* **DO THIS**: Among the entries below, count the lines that contain the word "bridges". Write down only the total.
╭──
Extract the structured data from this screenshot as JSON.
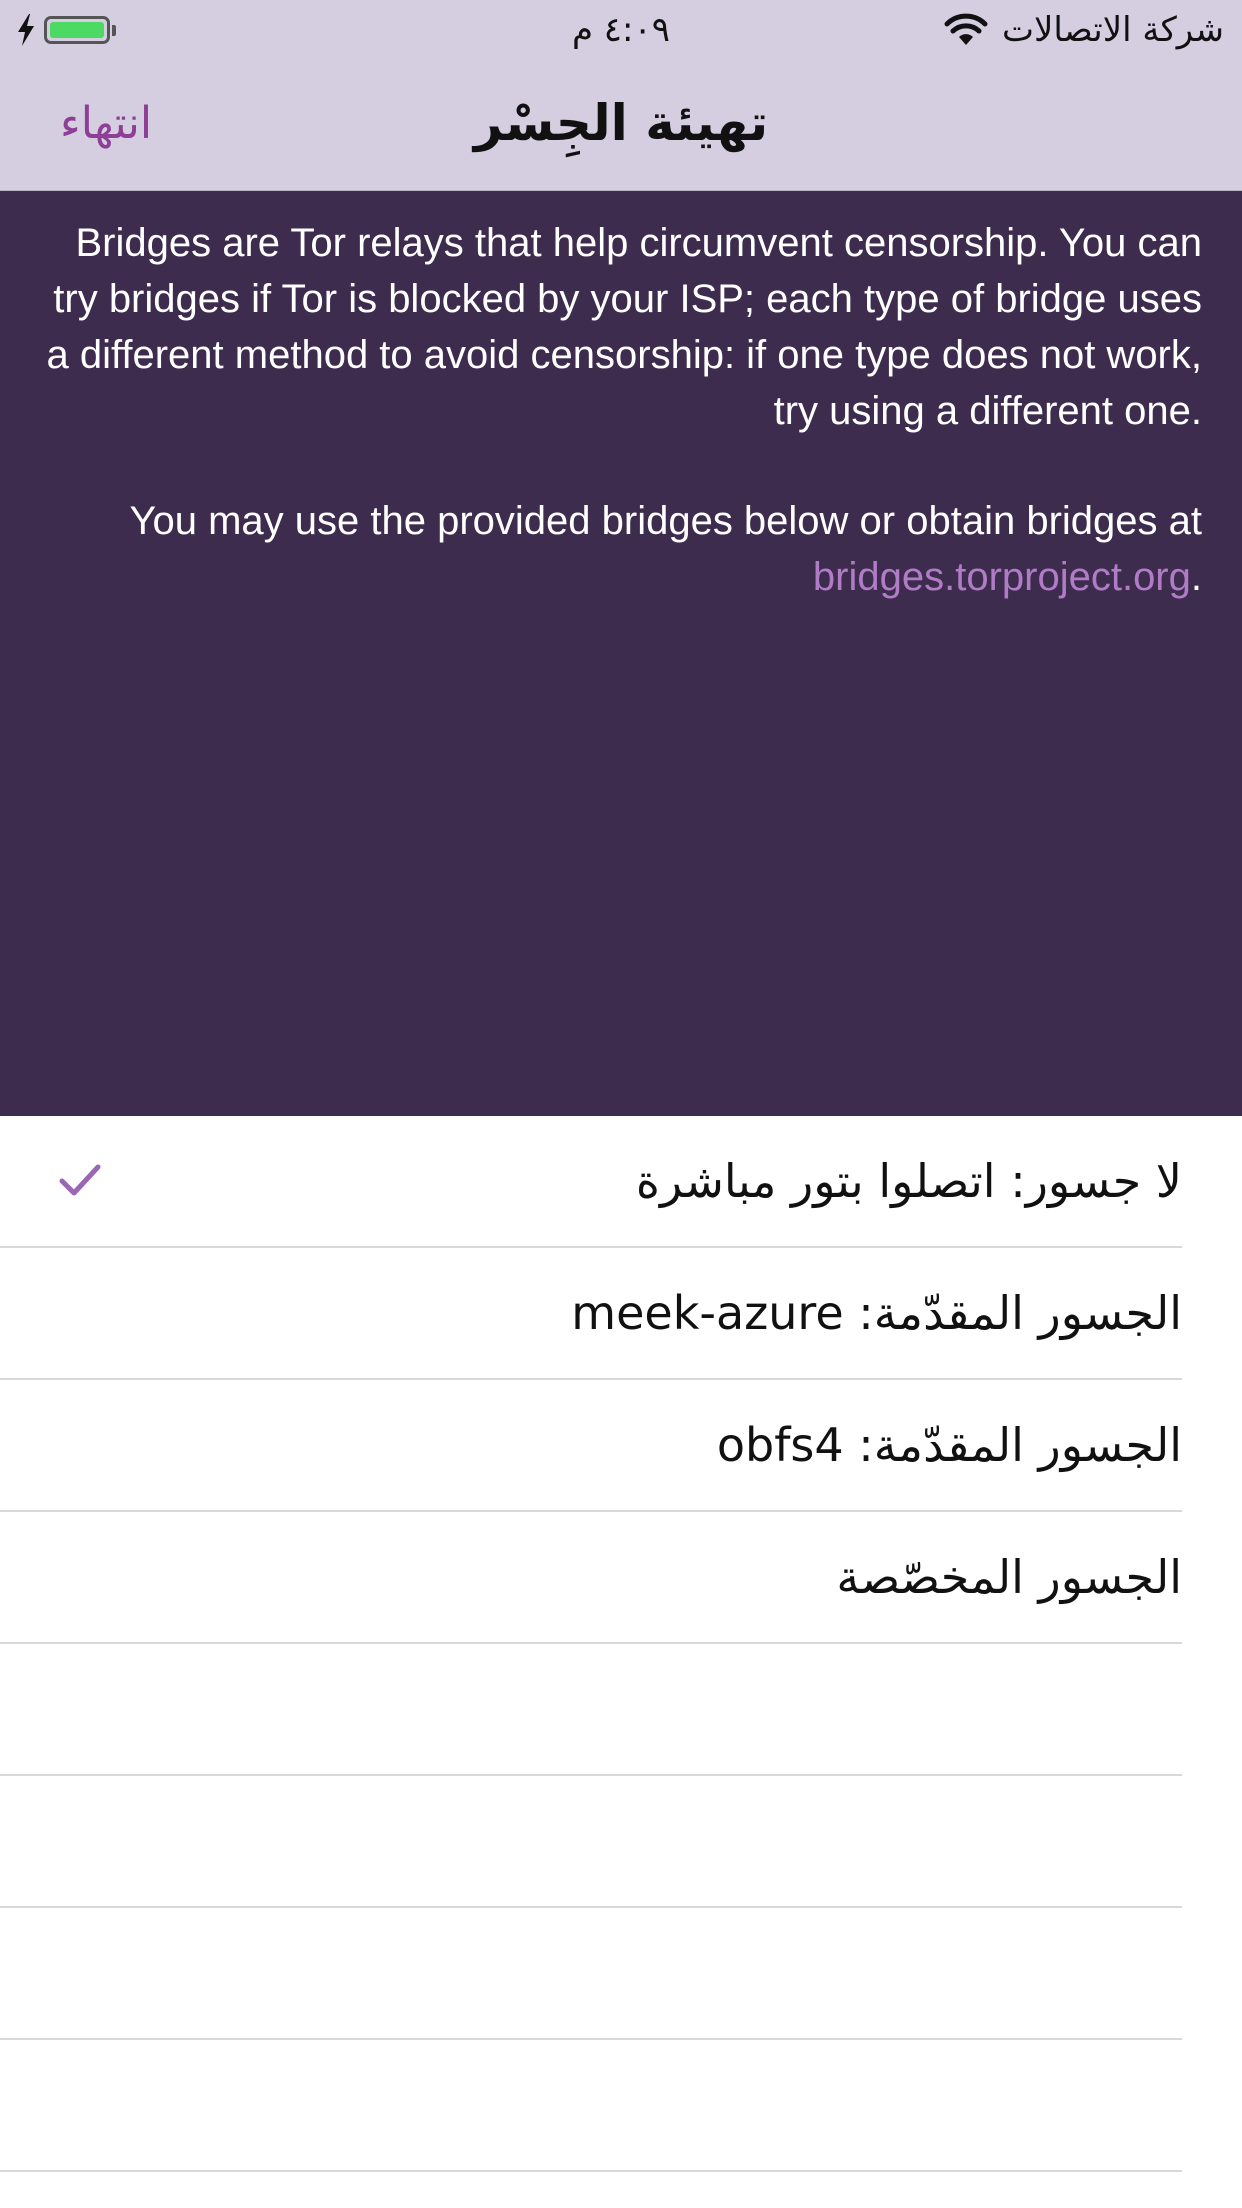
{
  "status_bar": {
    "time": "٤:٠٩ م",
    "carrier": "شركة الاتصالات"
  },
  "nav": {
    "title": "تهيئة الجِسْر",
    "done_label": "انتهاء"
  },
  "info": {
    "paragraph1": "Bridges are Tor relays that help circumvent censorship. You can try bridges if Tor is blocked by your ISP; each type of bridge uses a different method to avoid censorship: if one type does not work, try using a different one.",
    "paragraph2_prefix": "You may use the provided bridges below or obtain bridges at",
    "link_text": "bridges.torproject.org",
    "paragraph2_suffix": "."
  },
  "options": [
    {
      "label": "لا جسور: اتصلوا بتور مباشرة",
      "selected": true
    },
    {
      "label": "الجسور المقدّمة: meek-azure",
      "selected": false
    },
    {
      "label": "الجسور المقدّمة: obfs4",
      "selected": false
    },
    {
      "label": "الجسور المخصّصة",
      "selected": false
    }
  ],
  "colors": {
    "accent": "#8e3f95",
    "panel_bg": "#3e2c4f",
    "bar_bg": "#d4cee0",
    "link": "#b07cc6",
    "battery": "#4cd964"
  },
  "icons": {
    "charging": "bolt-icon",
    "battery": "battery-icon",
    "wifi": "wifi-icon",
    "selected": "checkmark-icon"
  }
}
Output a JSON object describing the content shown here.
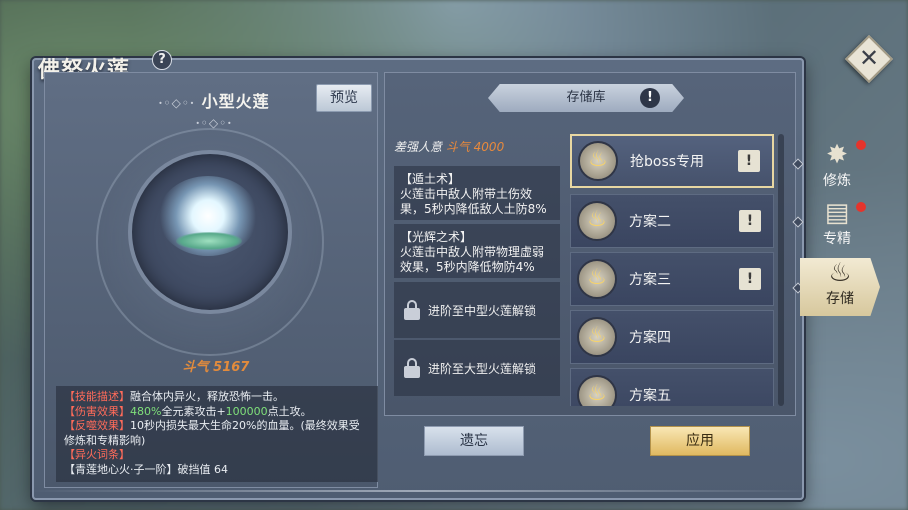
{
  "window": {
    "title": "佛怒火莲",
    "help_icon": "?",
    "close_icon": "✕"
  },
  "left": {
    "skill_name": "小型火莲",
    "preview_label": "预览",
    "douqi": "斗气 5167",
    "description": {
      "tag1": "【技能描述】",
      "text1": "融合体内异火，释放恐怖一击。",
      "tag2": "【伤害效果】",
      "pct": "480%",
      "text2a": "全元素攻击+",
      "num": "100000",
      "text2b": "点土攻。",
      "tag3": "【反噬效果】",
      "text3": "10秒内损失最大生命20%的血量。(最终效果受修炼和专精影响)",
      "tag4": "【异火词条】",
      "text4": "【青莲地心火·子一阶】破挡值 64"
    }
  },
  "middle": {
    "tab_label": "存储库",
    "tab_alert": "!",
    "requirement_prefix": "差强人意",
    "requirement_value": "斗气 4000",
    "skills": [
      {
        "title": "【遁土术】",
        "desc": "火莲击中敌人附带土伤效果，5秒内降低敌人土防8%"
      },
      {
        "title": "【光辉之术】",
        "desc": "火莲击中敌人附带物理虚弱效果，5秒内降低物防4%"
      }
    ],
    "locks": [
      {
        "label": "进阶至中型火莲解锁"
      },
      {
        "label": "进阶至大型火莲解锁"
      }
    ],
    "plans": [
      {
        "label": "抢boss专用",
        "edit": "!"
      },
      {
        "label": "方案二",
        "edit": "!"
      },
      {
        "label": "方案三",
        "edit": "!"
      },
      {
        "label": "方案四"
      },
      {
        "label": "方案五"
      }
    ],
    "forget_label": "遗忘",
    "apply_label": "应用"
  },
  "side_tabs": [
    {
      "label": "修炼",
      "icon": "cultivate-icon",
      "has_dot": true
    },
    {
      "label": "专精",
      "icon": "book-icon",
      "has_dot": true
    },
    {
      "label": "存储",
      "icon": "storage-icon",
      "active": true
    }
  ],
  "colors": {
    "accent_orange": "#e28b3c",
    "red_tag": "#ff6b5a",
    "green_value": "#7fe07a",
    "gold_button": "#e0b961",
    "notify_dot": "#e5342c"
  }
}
╰──
* **RESPONSE FOR THIS EXERCISE**: 3